▶ [SUPPLIED RECORDS]
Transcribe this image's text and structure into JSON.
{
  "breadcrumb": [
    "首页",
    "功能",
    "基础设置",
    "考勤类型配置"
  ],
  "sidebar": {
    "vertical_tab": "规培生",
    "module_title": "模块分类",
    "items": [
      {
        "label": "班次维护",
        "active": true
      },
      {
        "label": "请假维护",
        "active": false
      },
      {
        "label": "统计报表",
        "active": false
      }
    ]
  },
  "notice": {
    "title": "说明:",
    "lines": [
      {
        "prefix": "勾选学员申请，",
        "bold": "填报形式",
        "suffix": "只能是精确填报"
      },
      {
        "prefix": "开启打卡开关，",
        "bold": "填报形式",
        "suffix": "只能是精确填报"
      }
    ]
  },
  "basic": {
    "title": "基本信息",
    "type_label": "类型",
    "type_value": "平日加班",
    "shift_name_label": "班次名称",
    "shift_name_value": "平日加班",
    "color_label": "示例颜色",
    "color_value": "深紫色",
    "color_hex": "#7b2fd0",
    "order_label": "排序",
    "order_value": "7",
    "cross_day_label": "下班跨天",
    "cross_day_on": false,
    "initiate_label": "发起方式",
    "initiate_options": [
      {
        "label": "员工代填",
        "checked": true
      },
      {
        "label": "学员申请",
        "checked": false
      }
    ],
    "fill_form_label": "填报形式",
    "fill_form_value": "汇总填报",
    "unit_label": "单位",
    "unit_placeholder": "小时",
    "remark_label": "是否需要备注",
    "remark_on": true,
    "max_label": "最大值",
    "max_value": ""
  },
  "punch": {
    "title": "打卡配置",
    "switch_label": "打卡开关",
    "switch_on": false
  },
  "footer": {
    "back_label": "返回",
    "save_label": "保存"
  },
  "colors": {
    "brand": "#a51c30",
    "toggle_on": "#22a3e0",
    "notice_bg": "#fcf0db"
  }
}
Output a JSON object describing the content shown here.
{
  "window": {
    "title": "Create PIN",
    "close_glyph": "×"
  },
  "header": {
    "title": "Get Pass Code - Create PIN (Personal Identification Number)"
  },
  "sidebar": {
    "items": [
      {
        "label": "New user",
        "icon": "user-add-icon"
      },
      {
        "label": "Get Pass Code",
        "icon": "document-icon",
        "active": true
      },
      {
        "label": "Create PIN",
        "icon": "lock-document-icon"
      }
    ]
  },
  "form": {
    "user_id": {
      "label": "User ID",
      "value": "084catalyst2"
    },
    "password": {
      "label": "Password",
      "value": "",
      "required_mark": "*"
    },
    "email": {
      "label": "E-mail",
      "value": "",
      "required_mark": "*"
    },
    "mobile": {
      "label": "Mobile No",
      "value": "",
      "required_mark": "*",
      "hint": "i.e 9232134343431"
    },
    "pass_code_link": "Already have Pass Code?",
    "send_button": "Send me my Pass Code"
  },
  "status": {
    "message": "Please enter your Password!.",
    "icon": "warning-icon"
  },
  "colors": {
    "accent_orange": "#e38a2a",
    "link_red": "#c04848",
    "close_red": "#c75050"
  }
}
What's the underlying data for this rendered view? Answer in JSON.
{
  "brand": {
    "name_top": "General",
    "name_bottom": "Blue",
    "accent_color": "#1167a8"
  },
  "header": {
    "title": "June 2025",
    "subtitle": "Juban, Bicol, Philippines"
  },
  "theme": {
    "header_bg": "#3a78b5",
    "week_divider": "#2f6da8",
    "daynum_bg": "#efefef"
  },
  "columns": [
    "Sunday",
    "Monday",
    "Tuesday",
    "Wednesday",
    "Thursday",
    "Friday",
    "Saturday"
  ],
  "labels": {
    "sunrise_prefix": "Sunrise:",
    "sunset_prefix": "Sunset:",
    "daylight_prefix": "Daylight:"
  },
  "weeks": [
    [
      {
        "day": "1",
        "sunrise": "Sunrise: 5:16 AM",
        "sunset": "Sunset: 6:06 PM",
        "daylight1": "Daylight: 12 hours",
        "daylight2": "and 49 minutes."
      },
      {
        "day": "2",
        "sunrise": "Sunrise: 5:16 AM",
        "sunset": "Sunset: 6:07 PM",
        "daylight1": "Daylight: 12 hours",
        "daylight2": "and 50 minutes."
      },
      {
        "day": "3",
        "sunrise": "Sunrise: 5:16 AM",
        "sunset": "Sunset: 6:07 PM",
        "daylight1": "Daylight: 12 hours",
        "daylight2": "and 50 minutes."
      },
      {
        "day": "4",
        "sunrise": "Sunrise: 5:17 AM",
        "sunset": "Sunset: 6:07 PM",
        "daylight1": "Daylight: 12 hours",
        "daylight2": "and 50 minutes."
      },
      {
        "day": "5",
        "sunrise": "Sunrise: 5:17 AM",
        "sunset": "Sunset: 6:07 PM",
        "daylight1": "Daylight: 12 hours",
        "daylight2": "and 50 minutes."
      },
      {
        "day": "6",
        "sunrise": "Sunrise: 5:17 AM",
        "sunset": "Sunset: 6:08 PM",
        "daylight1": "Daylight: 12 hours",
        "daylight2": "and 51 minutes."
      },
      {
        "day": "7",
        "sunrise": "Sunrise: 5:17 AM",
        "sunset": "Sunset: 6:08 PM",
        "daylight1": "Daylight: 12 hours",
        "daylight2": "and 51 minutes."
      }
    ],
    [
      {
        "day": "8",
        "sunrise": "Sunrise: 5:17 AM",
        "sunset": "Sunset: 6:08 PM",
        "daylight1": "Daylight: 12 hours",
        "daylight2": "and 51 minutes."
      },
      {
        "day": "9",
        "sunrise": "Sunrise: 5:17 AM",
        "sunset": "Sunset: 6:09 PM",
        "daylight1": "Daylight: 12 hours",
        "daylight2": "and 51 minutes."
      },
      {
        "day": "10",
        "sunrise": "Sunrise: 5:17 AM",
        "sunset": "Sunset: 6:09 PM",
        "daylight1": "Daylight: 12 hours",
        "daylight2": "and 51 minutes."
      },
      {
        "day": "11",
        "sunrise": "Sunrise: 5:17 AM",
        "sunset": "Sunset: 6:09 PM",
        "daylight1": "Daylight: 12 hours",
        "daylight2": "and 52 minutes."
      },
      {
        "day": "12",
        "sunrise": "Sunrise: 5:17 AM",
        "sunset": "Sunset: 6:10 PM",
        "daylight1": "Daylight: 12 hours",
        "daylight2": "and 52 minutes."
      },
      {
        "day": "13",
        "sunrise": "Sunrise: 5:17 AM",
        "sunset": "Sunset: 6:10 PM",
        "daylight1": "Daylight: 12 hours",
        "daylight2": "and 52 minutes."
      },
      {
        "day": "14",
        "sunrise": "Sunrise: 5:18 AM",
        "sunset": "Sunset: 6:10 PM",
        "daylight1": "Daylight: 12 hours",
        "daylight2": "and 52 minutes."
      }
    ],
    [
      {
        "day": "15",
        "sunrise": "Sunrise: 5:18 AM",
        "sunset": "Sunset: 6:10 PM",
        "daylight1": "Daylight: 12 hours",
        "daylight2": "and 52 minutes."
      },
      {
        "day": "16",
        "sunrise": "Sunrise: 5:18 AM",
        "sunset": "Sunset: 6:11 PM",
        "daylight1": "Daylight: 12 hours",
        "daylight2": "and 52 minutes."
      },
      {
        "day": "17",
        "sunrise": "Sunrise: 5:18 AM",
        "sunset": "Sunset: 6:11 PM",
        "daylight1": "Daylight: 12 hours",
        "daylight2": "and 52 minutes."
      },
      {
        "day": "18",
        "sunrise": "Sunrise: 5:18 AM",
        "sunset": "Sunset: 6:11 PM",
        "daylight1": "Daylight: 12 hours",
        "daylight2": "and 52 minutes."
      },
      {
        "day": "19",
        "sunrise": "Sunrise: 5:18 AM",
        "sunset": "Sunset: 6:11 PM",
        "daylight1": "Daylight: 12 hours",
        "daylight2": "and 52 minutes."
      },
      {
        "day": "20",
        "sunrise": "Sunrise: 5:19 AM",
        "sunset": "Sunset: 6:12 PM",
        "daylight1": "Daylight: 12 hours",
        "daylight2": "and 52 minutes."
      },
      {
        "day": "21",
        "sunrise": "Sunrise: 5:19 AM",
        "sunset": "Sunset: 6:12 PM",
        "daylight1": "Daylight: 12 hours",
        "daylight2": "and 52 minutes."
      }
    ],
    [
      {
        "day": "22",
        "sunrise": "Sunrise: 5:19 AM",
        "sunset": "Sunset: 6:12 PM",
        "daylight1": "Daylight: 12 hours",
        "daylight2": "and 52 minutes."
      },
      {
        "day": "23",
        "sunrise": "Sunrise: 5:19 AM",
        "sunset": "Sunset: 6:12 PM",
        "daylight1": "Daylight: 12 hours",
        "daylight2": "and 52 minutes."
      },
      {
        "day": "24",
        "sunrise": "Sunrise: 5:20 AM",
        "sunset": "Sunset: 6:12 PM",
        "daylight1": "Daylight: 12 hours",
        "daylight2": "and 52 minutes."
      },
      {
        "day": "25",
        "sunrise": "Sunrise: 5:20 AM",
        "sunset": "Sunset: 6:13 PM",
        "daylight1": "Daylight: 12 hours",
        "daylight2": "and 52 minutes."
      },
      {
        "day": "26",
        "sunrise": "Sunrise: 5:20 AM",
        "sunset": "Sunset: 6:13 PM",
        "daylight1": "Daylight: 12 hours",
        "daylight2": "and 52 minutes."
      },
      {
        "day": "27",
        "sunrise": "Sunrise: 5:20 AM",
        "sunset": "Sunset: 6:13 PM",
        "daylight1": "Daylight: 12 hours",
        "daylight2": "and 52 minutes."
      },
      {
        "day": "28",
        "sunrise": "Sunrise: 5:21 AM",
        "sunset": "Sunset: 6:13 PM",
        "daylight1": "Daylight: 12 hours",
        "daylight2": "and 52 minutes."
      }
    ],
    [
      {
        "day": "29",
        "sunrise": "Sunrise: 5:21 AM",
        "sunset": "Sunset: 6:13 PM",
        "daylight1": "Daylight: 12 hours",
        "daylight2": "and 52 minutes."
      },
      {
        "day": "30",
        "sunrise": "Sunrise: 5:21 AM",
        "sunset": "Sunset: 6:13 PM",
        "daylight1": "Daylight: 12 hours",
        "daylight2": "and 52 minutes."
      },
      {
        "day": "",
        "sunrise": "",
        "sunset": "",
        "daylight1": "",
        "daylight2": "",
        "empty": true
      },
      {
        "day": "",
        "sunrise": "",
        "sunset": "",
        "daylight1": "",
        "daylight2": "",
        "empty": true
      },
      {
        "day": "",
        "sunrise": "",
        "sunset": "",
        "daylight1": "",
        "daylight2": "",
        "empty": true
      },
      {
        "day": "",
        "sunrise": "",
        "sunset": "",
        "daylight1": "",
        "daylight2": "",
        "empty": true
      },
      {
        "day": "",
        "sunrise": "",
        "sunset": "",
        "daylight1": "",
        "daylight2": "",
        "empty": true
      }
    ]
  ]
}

▶ [WRITTEN INSTRUCTION] State the number of lines above that hold the string "JSON", with nothing added.

▶ [EXERCISE ANSWER] 3